ENTRIES:
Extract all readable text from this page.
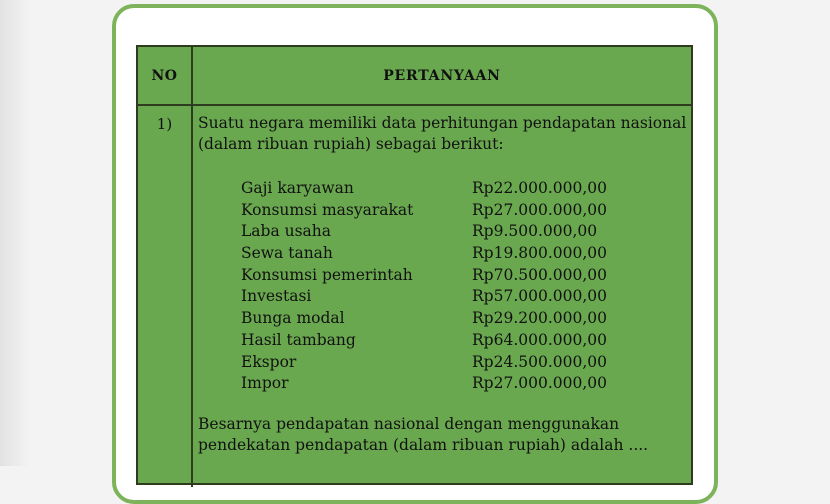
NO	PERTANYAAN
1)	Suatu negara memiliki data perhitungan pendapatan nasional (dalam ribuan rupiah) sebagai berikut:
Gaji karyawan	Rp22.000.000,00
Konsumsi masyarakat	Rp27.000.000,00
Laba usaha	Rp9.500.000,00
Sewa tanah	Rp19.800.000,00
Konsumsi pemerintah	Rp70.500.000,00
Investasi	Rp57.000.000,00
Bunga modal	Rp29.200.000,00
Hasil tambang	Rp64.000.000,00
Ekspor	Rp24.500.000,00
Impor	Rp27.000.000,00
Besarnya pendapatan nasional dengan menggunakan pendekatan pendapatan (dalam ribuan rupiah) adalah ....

==

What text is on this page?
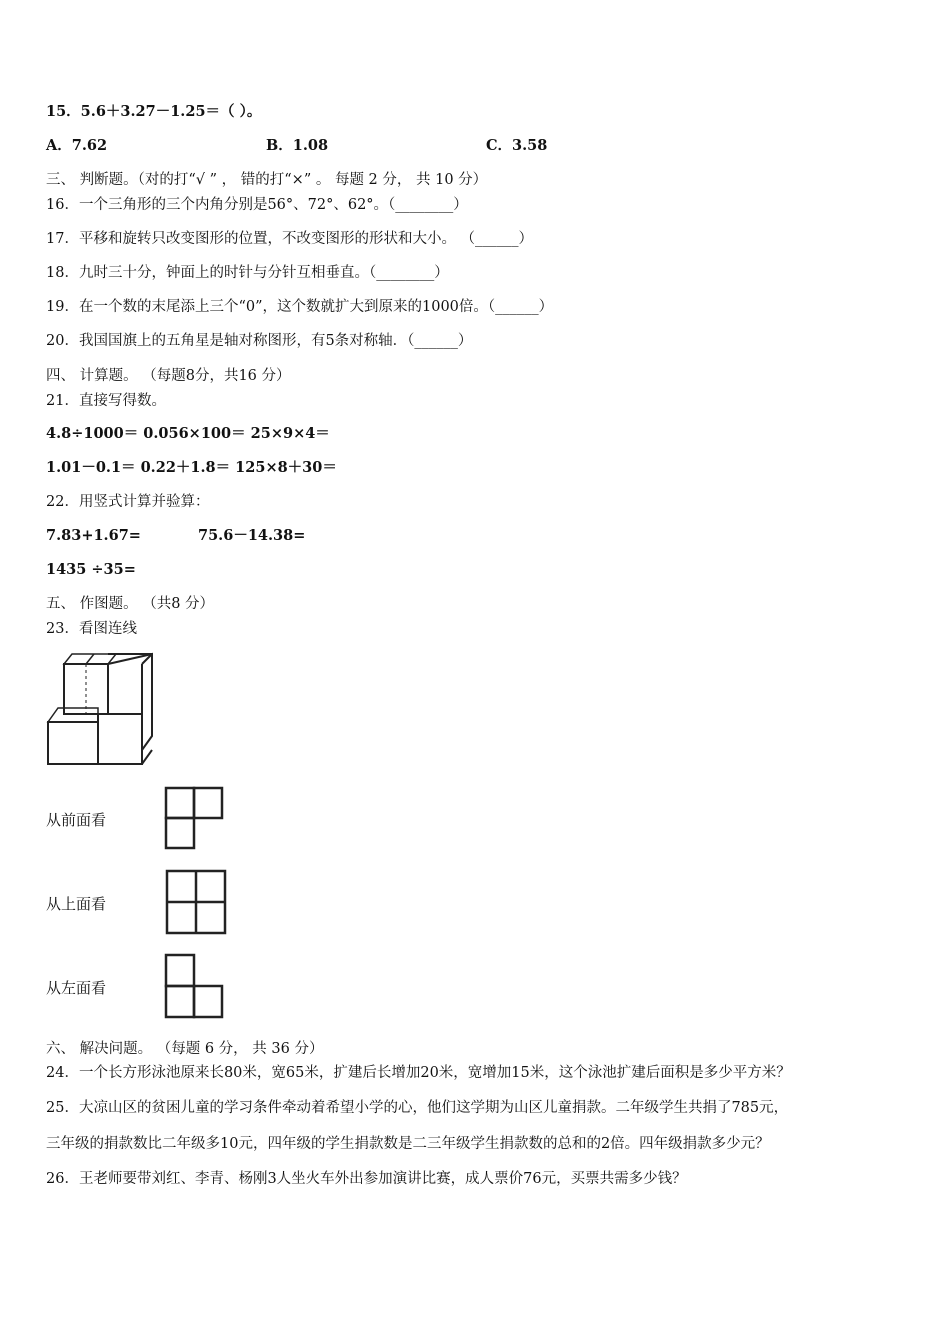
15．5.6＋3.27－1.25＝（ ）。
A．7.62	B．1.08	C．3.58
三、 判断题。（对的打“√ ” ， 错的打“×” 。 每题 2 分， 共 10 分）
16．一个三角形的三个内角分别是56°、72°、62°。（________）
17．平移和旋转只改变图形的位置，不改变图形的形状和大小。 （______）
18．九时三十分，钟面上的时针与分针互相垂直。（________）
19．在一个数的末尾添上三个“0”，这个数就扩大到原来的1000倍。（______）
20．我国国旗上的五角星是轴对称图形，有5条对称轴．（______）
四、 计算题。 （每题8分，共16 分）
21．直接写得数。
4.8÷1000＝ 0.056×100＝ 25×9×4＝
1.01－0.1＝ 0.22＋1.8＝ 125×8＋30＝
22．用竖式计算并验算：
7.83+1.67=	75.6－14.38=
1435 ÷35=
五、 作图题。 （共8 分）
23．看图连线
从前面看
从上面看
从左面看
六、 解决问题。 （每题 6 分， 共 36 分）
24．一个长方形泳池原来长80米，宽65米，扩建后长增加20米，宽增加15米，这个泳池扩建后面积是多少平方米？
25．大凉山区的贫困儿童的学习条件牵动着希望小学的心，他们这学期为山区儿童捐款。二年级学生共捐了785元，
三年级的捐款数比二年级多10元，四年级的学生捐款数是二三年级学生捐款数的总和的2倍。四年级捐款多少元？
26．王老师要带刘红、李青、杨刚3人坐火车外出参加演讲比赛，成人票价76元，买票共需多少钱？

---

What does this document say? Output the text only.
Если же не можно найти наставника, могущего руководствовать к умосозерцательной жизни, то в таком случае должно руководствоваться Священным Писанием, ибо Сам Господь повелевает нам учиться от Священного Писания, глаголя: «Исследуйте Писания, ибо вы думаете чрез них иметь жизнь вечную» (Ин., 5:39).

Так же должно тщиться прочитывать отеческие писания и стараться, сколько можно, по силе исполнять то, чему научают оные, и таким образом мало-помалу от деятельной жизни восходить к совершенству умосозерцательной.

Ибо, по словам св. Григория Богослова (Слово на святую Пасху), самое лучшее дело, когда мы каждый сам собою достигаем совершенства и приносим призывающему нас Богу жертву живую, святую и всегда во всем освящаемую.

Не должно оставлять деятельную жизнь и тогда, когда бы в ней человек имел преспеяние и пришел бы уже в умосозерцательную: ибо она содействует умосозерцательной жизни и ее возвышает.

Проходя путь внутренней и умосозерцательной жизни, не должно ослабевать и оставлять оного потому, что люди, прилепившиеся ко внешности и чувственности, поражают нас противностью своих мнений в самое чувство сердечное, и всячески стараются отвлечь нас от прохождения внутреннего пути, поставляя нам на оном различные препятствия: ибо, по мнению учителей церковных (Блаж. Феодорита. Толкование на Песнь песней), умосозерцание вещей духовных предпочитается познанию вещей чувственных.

TASK OBJECTIVE:
Scan the material above. Copy each line where "самое" occurs.

EXERCISE RESPONSE:
Ибо, по словам св. Григория Богослова (Слово на святую Пасху), самое лучшее дело, когда мы каждый сам собою достигаем совершенства и приносим призывающему нас Богу жертву живую, святую и всегда во всем освящаемую.
Проходя путь внутренней и умосозерцательной жизни, не должно ослабевать и оставлять оного потому, что люди, прилепившиеся ко внешности и чувственности, поражают нас противностью своих мнений в самое чувство сердечное, и всячески стараются отвлечь нас от прохождения внутреннего пути, поставляя нам на оном различные препятствия: ибо, по мнению учителей церковных (Блаж. Феодорита. Толкование на Песнь песней), умосозерцание вещей духовных предпочитается познанию вещей чувственных.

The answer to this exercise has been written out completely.